**提示文**
これは道徳哲学者のアラスデア・マッキンタイアによる研究に類似している。彼は、西洋で倫理的言語が人間のテロス(目的または目標)への信念の文脈で発展したため、goodやbadなどの私たちの継承された道徳的言語が、特定の行動がそのテロスの達成をどのように促進するかを評価する機能を持ち、持ち続けていることを示そうとする。したがって、評価能力において、goodとbadはカテゴリー錯誤を犯すことなく道徳的重みを持つ。例えば、紙を簡単に切ることができないはさみは、その目的を効果的に果たせないため、正当にbadと呼ぶことができる。同様に、人が特定の目的を持つと理解されるならば、行動はその目的に照らして良いか悪いかと評価できる。より平易な言葉で言えば、人が自分の目的を果たすとき、その人は良い行動をしているのである[12]。

**抜粋記録**

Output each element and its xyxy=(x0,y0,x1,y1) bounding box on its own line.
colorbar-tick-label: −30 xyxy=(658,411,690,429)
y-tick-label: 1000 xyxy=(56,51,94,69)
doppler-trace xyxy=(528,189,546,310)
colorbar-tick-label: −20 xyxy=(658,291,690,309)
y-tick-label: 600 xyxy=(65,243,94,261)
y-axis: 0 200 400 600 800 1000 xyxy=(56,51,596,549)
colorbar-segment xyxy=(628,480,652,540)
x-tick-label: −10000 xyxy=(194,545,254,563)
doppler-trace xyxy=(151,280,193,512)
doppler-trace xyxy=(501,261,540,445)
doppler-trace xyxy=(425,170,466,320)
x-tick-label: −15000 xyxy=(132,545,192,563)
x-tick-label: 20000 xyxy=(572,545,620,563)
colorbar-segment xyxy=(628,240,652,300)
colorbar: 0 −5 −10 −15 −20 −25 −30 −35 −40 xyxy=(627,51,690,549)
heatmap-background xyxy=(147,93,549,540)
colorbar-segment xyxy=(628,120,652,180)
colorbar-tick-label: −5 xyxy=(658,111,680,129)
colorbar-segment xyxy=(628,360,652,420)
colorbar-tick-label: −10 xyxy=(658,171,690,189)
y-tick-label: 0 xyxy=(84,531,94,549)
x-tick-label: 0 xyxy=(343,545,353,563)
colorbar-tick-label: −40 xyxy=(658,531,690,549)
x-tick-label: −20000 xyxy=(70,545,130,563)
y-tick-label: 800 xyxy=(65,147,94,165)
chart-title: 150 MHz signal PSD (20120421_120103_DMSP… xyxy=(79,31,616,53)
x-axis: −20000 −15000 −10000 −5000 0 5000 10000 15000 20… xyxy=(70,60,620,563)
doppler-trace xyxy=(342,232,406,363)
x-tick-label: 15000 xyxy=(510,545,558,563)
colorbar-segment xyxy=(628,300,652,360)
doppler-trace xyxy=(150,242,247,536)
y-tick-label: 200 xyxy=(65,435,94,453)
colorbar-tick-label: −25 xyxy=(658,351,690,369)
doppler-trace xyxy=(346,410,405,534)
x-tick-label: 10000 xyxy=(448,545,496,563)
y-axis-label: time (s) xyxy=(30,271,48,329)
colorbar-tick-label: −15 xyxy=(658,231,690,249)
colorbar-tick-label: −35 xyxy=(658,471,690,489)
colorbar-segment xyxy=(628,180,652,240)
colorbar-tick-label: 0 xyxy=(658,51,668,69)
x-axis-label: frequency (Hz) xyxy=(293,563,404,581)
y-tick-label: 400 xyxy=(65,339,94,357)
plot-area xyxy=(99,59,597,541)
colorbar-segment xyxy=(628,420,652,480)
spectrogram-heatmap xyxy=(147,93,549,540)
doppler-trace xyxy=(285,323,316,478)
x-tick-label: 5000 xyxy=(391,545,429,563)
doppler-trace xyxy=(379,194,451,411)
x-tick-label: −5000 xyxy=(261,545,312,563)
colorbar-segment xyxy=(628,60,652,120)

==

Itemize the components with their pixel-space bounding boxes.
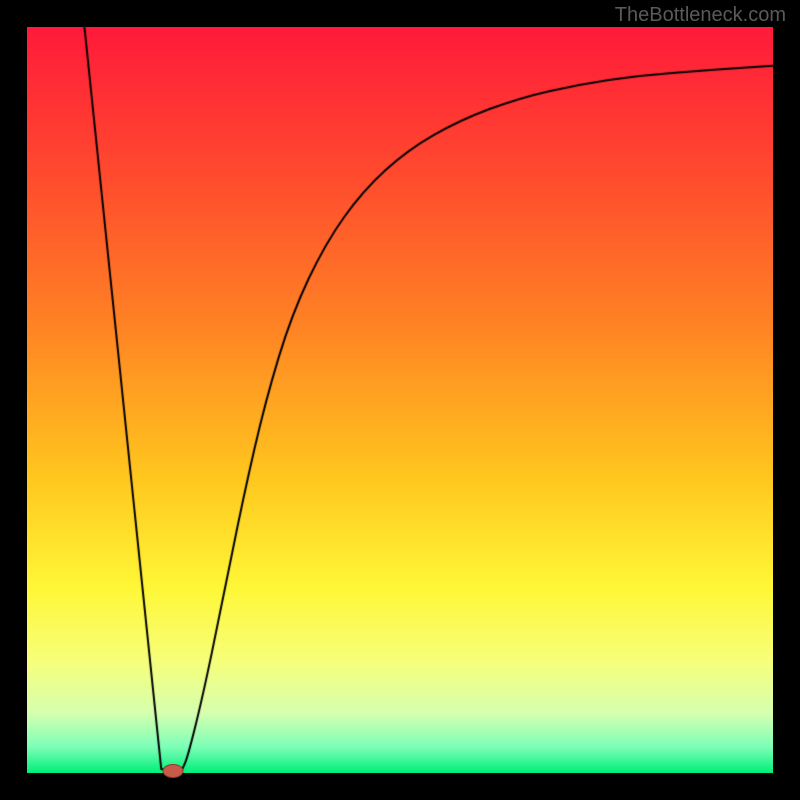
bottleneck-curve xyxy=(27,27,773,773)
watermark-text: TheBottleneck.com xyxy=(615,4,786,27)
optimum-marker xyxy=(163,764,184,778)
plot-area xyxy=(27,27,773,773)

--

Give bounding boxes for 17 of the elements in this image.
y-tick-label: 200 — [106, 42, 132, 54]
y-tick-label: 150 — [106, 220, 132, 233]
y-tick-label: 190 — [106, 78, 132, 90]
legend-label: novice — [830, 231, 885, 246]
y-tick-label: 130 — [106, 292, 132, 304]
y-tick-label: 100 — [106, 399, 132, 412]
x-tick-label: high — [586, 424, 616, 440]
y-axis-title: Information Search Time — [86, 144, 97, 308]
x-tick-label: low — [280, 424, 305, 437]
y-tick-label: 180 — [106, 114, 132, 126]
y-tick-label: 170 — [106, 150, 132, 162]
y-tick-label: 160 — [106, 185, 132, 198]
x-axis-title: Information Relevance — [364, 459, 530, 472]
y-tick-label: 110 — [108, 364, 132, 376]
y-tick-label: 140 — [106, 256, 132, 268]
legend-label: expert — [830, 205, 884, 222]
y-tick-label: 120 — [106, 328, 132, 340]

**取り組む課題**
提示文のうち、「これは道徳哲学者のアラスデア」を含む語句で始まり「をしているのである[12]。」で終わる部分を、一字一句変えずに再掲してください。

**課題の解答**
これは道徳哲学者のアラスデア・マッキンタイアによる研究に類似している。彼は、西洋で倫理的言語が人間のテロス(目的または目標)への信念の文脈で発展したため、goodやbadなどの私たちの継承された道徳的言語が、特定の行動がそのテロスの達成をどのように促進するかを評価する機能を持ち、持ち続けていることを示そうとする。したがって、評価能力において、goodとbadはカテゴリー錯誤を犯すことなく道徳的重みを持つ。例えば、紙を簡単に切ることができないはさみは、その目的を効果的に果たせないため、正当にbadと呼ぶことができる。同様に、人が特定の目的を持つと理解されるならば、行動はその目的に照らして良いか悪いかと評価できる。より平易な言葉で言えば、人が自分の目的を果たすとき、その人は良い行動をしているのである[12]。